The data:
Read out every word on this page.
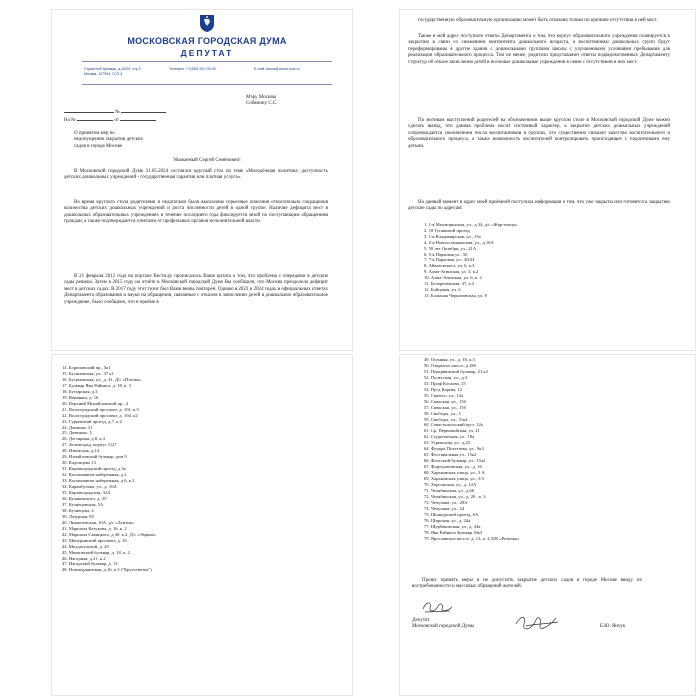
МОСКОВСКАЯ ГОРОДСКАЯ ДУМА
ДЕПУТАТ
Страстной бульвар, д.15/29, стр.2, Москва, 127994, ГСП-4
Телефон: +7(495) 957-05-00	E-mail: duma@duma.mos.ru
Мэру Москвы
Собянину С.С.
№
На №	от
О принятии мер по
недопущению закрытия детских
садов в городе Москве
Уважаемый Сергей Семёнович!
В Московской городской Думе 31.05.2024 состоялся круглый стол по теме «Молодёжная политика: доступность детских дошкольных учреждений - государственная гарантия или платная услуга».
Во время круглого стола родителями и педагогами были высказаны серьезные опасения относительно сокращения количества детских дошкольных учреждений и роста численности детей в одной группе. Наличие дефицита мест в дошкольных образовательных учреждениях в течение последнего года фиксируется мной по поступающим обращениям граждан, а также подтверждается ответами от профильных органов исполнительной власти.
В 21 февраля 2012 года на портале Вести.ру прописалось Ваше цитата о том, что проблема с очередями в детские сады решена. Затем в 2015 году на отчёте в Московской городской Думе Вы сообщили, что Москва преодолела дефицит мест в детских садах. В 2017 году этот тезис был Вами вновь повторён. Однако в 2023 и 2024 годах в официальных ответах Департамента образования и науки на обращения, связанные с отказом в зачислении детей в дошкольное образовательное учреждение, было сообщено, что в приёме в
государственную образовательную организацию может быть отказано только по причине отсутствия в ней мест.
Также в мой адрес поступили ответы Департамента о том, что корпус образовательного учреждения планируется к закрытию в связи со снижением контингента дошкольного возраста, а воспитанники дошкольных групп будут переформированы в другие здания с дошкольными группами школы с улучшенными условиями пребывания для реализации образовательного процесса. Тем не менее, родители представляют ответы подведомственных Департаменту структур об отказе зачисления детей в ясельные дошкольные учреждения в связи с отсутствием в них мест.
По мотивам выступлений родителей на обозначенном выше круглом столе в Московской городской Думе можно сделать вывод, что данная проблема носит системный характер, а закрытие детских дошкольных учреждений сопровождается увеличением числа воспитанников в группах, что существенно снижает качество воспитательного и образовательного процесса, а также возможность воспитателей контролировать происходящее с подопечными ему детьми.
На данный момент в адрес моей приёмной поступила информация о том, что уже закрыты или готовятся к закрытию детские сады по адресам:
1. 1-я Мытищинская, ул., д.34, д/с «Жар-птица»
2. 18 Тупиковой проезд
3. 1-я Владимирская, ул., 15а
4. 2-я Новоостанкинская, ул., д.10А
5. 50 лет Октября, ул., 21А
6. 5-я Парковая ул., 50
7. 7-я Парковая, ул., 30/24
8. Айвазовского, ул. 6, к.3
9. Алма-Атинская, ул. 3, к.2
10. Алма-Атинская, ул. 6, к. 2
11. Белореченская, 47, к.2
12. Бойцовая, ул. 6
13. Большая Черкизовская, ул. 8
14. Бориловский пр., 5к1
15. Бусиновская, ул., 37 к1
16. Бусиновская, ул., д. 41, Д/с «Пчелка»
17. Бульвар Яна Райниса, д. 18, к. 3
18. Бутырская, д.3
19. Вешняки, д. 16
20. Верхний Михайловский пр., 4
21. Волгоградский проспект, д. 101, к.5
22. Волгоградский проспект, д. 104, к2
23. Гурьевский проезд, д.7, к.2
24. Дениова, 31
25. Довенько, 5
26. Дегтярная, д.8, к.3
27. Зеленоград, корпус 1127
28. Изюмская, д.14
29. Измайловский бульвар, дом 9
30. Кадомцева 13
31. Кировоградский проезд, д.3а
32. Космонавтов набережная, д.2
33. Космонавтов набережная, д.6, к.3
34. Карамбулова, ул., д. 16А
35. Кировоградская, 32А
36. Кулаковского, д. 35
37. Кузнецовская, 5А
38. Кузнецова, 4
39. Лазурная, 83
40. Лианозовская, 10А, д/с «Лунтик»
41. Маршала Катукова, д. 16, к. 2
42. Маршала Савицкого, д.30, к.2, Д/с «Эврика»
43. Мичуринский проспект, д. 16
44. Молдагуловой, д. 20
45. Мячковский бульвар, д. 18, к. 2
46. Нагорная, д.21, к.2
47. Нагорский бульвар, д. 13
48. Новокуркинская, д.16, к.3 ("Кругосветка")
49. Осенняя, ул., д. 18, к.3
50. Открытое шоссе, д.28б
51. Перервинский бульвар, 21 к2
52. Полесская, ул., д.3
53. Проф Козлова, 15
54. Пр-д Карева, 12
55. Святого, ул., 13а
56. Сиваская, ул., 15б
57. Сиваская, ул., 15б
58. Свободы, ул., 5
59. Свободы, ул., 51к4
60. Севастопольский пр-т, 12а
61. Ср. Первомайская, ул. 21
62. Студенческая, ул., 18а
63. Угрешская, ул., д.23
64. Федора Полетаева, ул., 9к3
65. Фестивальная ул., 15к2
66. Флотский бульвар, ул., 15а2
67. Фортунатовская, ул., д. 16
68. Харьковская улица, ул., 3 А
69. Харьковская улица, ул., 5/3
70. Херсонская, ул., д. 12А
71. Челябинская, ул., д.60
72. Челябинская, ул., д. 20 , к. 3
73. Чечулина, ул., 20А
74. Чечулина, ул., 24
75. Шенкурский проезд, 6А
76. Широкая, ул., д. 24а
77. Щербаковская, ул., д. 44а
78. Яна Райниса бульвар 18к3
79. Ярославское шоссе, д. 13, к. 4 Д/К «Розочка»
Прошу принять меры и не допустить закрытие детских садов в городе Москве ввиду их востребованности и массовых обращений жителей.
Депутат
Московской городской Думы	Е.Ю. Янчук
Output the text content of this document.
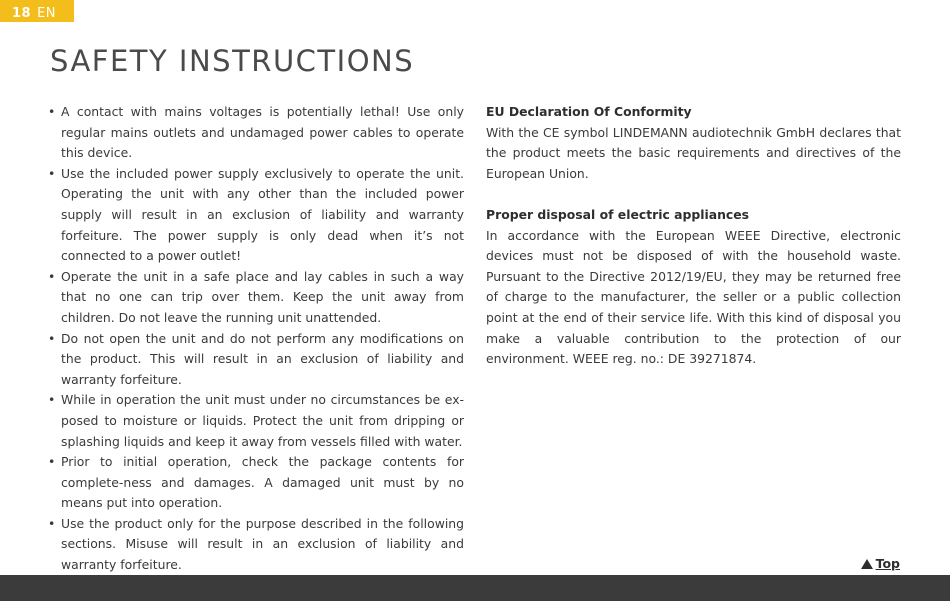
18 EN
SAFETY INSTRUCTIONS
• A contact with mains voltages is potentially lethal! Use only regular mains outlets and undamaged power cables to operate this device.
• Use the included power supply exclusively to operate the unit. Operating the unit with any other than the included power supply will result in an exclusion of liability and warranty forfeiture. The power supply is only dead when it’s not connected to a power outlet!
• Operate the unit in a safe place and lay cables in such a way that no one can trip over them. Keep the unit away from children. Do not leave the running unit unattended.
• Do not open the unit and do not perform any modifications on the product. This will result in an exclusion of liability and warranty forfeiture.
• While in operation the unit must under no circumstances be ex-posed to moisture or liquids. Protect the unit from dripping or splashing liquids and keep it away from vessels filled with water.
• Prior to initial operation, check the package contents for complete-ness and damages. A damaged unit must by no means put into operation.
• Use the product only for the purpose described in the following sections. Misuse will result in an exclusion of liability and warranty forfeiture.
EU Declaration Of Conformity

With the CE symbol LINDEMANN audiotechnik GmbH declares that the product meets the basic requirements and directives of the European Union.

Proper disposal of electric appliances

In accordance with the European WEEE Directive, electronic devices must not be disposed of with the household waste. Pursuant to the Directive 2012/19/EU, they may be returned free of charge to the manufacturer, the seller or a public collection point at the end of their service life. With this kind of disposal you make a valuable contribution to the protection of our environment. WEEE reg. no.: DE 39271874.

Top
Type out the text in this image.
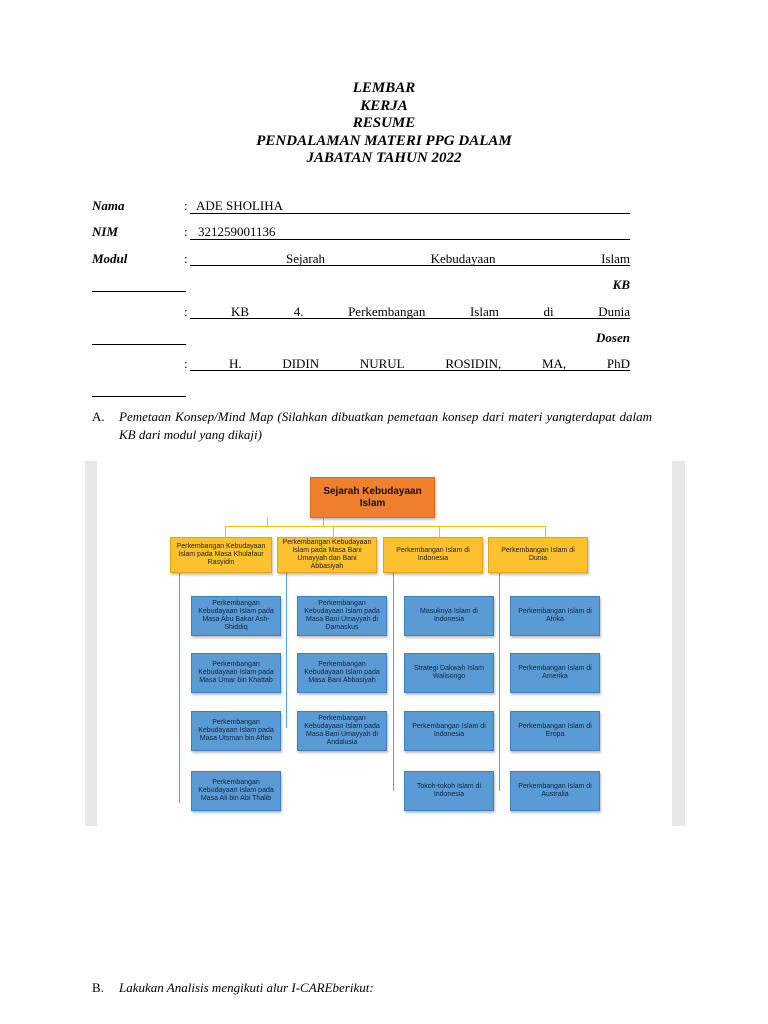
LEMBAR
KERJA
RESUME
PENDALAMAN MATERI PPG DALAM
JABATAN TAHUN 2022
Nama	: ADE SHOLIHA
NIM	: 321259001136
Modul	:	Sejarah	Kebudayaan	Islam
KB
:	KB	4.	Perkembangan	Islam	di	Dunia
Dosen
:	H.	DIDIN	NURUL	ROSIDIN,	MA,	PhD
A. Pemetaan Konsep/Mind Map (Silahkan dibuatkan pemetaan konsep dari materi yangterdapat dalam KB dari modul yang dikaji)
Sejarah Kebudayaan Islam
Perkembangan Kebudayaan Islam pada Masa Khulafaur Rasyidin
Perkembangan Kebudayaan Islam pada Masa Bani Umayyah dan Bani Abbasiyah
Perkembangan Islam di Indonesia
Perkembangan Islam di Dunia
Perkembangan Kebudayaan Islam pada Masa Abu Bakar Ash-Shiddiq
Perkembangan Kebudayaan Islam pada Masa Umar bin Khattab
Perkembangan Kebudayaan Islam pada Masa Utsman bin Affan
Perkembangan Kebudayaan Islam pada Masa Ali bin Abi Thalib
Perkembangan Kebudayaan Islam pada Masa Bani Umayyah di Damaskus
Perkembangan Kebudayaan Islam pada Masa Bani Abbasiyah
Perkembangan Kebudayaan Islam pada Masa Bani Umayyah di Andalusia
Masuknya Islam di Indonesia
Strategi Dakwah Islam Walisongo
Perkembangan Islam di Indonesia
Tokoh-tokoh Islam di Indonesia
Perkembangan Islam di Afrika
Perkembangan Islam di Amerika
Perkembangan Islam di Eropa
Perkembangan Islam di Australia
B. Lakukan Analisis mengikuti alur I-CAREberikut:
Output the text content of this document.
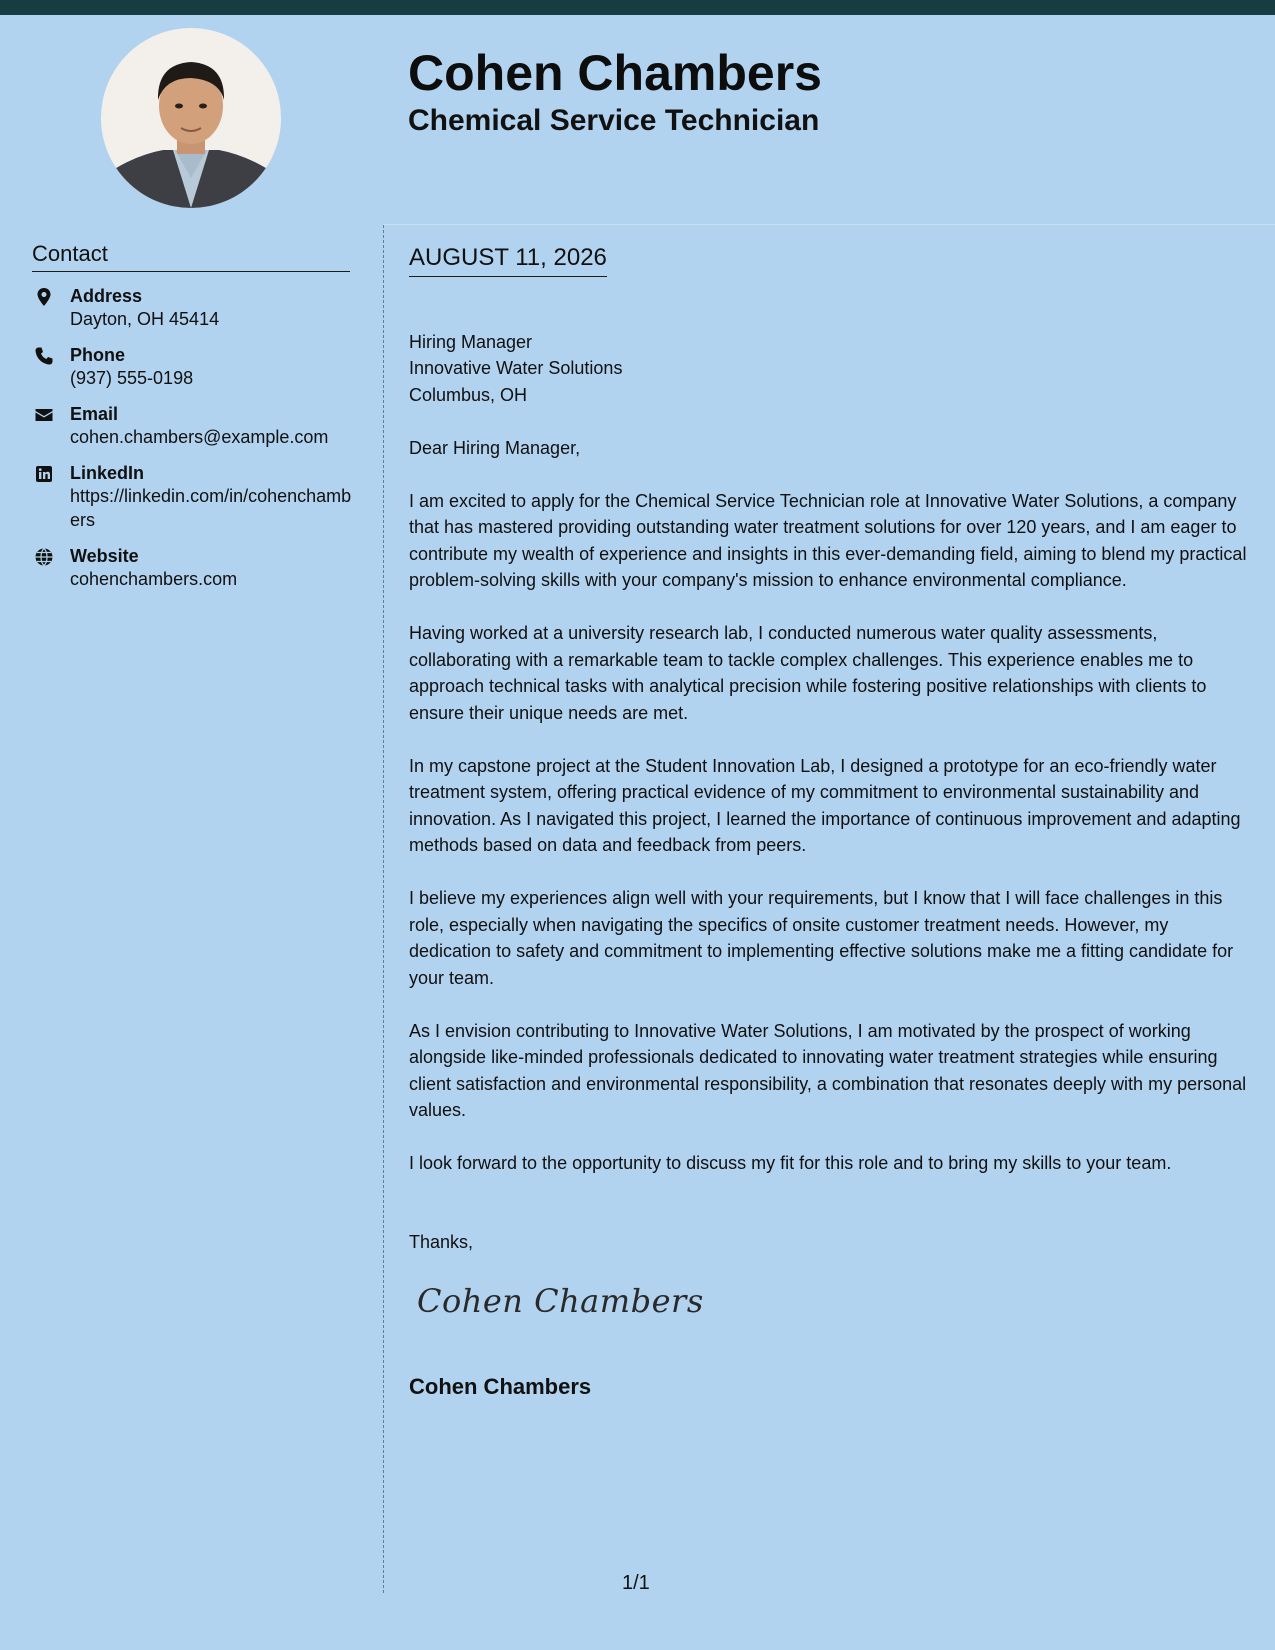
Cohen Chambers
Chemical Service Technician
Contact
Address
Dayton, OH 45414
Phone
(937) 555-0198
Email
cohen.chambers@example.com
LinkedIn
https://linkedin.com/in/cohenchambers
Website
cohenchambers.com
AUGUST 11, 2026

Hiring Manager
Innovative Water Solutions
Columbus, OH

Dear Hiring Manager,

I am excited to apply for the Chemical Service Technician role at Innovative Water Solutions, a company that has mastered providing outstanding water treatment solutions for over 120 years, and I am eager to contribute my wealth of experience and insights in this ever-demanding field, aiming to blend my practical problem-solving skills with your company's mission to enhance environmental compliance.

Having worked at a university research lab, I conducted numerous water quality assessments, collaborating with a remarkable team to tackle complex challenges. This experience enables me to approach technical tasks with analytical precision while fostering positive relationships with clients to ensure their unique needs are met.

In my capstone project at the Student Innovation Lab, I designed a prototype for an eco-friendly water treatment system, offering practical evidence of my commitment to environmental sustainability and innovation. As I navigated this project, I learned the importance of continuous improvement and adapting methods based on data and feedback from peers.

I believe my experiences align well with your requirements, but I know that I will face challenges in this role, especially when navigating the specifics of onsite customer treatment needs. However, my dedication to safety and commitment to implementing effective solutions make me a fitting candidate for your team.

As I envision contributing to Innovative Water Solutions, I am motivated by the prospect of working alongside like-minded professionals dedicated to innovating water treatment strategies while ensuring client satisfaction and environmental responsibility, a combination that resonates deeply with my personal values.

I look forward to the opportunity to discuss my fit for this role and to bring my skills to your team.

Thanks,

Cohen Chambers
Cohen Chambers
1/1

Written exercise: Tally the lines in the entries above that hold the word "liability". Reply with nothing but that count.

Answer to this problem: 3